## EXERCISE PROMPT
Everything from the line that holds "Read all visible content and emit it as JSON." through the end of the data below should be output exactly, both ends included.

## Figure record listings
=-=-=

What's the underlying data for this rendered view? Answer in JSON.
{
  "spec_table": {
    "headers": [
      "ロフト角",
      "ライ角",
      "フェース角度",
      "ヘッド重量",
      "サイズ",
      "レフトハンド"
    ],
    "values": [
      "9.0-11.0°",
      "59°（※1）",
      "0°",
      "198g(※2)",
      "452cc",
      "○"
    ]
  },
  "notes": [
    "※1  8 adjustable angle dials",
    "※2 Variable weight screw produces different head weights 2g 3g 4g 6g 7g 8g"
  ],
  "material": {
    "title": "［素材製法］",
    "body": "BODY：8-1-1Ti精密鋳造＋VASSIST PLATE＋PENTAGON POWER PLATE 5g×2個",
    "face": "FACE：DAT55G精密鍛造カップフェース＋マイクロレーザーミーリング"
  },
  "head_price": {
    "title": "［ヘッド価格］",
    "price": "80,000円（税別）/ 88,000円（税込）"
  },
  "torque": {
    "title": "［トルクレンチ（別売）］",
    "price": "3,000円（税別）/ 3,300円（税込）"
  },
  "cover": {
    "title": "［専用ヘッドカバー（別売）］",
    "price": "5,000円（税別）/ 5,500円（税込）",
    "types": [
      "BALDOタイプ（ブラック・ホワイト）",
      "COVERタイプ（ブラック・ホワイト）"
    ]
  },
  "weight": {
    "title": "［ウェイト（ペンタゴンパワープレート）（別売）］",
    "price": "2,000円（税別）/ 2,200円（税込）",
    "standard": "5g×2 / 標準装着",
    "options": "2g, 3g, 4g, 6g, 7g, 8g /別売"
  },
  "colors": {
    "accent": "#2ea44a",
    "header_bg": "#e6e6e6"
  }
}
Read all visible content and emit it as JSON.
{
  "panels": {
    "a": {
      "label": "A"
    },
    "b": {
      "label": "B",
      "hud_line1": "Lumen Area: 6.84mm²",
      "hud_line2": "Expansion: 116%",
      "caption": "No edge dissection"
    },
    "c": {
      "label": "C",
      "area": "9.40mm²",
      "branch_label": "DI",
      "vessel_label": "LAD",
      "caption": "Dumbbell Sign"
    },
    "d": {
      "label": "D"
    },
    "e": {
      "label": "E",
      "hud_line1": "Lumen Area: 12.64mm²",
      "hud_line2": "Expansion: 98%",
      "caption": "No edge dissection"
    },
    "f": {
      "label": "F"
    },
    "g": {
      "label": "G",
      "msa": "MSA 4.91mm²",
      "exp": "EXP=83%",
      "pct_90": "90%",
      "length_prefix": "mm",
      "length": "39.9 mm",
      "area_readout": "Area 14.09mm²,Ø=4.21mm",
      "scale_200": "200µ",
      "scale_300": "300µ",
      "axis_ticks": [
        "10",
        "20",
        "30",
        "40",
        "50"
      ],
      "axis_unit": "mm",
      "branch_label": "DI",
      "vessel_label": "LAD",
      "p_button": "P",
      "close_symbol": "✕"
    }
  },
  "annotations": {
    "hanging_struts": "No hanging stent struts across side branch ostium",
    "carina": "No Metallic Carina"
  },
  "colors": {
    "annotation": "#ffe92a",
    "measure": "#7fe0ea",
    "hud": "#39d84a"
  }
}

=-=-=

## COMPLETE RESPONSE
Read all visible content and emit it as JSON.
{
  "panels": {
    "a": {
      "label": "A"
    },
    "b": {
      "label": "B",
      "hud_line1": "Lumen Area: 6.84mm²",
      "hud_line2": "Expansion: 116%",
      "caption": "No edge dissection"
    },
    "c": {
      "label": "C",
      "area": "9.40mm²",
      "branch_label": "DI",
      "vessel_label": "LAD",
      "caption": "Dumbbell Sign"
    },
    "d": {
      "label": "D"
    },
    "e": {
      "label": "E",
      "hud_line1": "Lumen Area: 12.64mm²",
      "hud_line2": "Expansion: 98%",
      "caption": "No edge dissection"
    },
    "f": {
      "label": "F"
    },
    "g": {
      "label": "G",
      "msa": "MSA 4.91mm²",
      "exp": "EXP=83%",
      "pct_90": "90%",
      "length_prefix": "mm",
      "length": "39.9 mm",
      "area_readout": "Area 14.09mm²,Ø=4.21mm",
      "scale_200": "200µ",
      "scale_300": "300µ",
      "axis_ticks": [
        "10",
        "20",
        "30",
        "40",
        "50"
      ],
      "axis_unit": "mm",
      "branch_label": "DI",
      "vessel_label": "LAD",
      "p_button": "P",
      "close_symbol": "✕"
    }
  },
  "annotations": {
    "hanging_struts": "No hanging stent struts across side branch ostium",
    "carina": "No Metallic Carina"
  },
  "colors": {
    "annotation": "#ffe92a",
    "measure": "#7fe0ea",
    "hud": "#39d84a"
  }
}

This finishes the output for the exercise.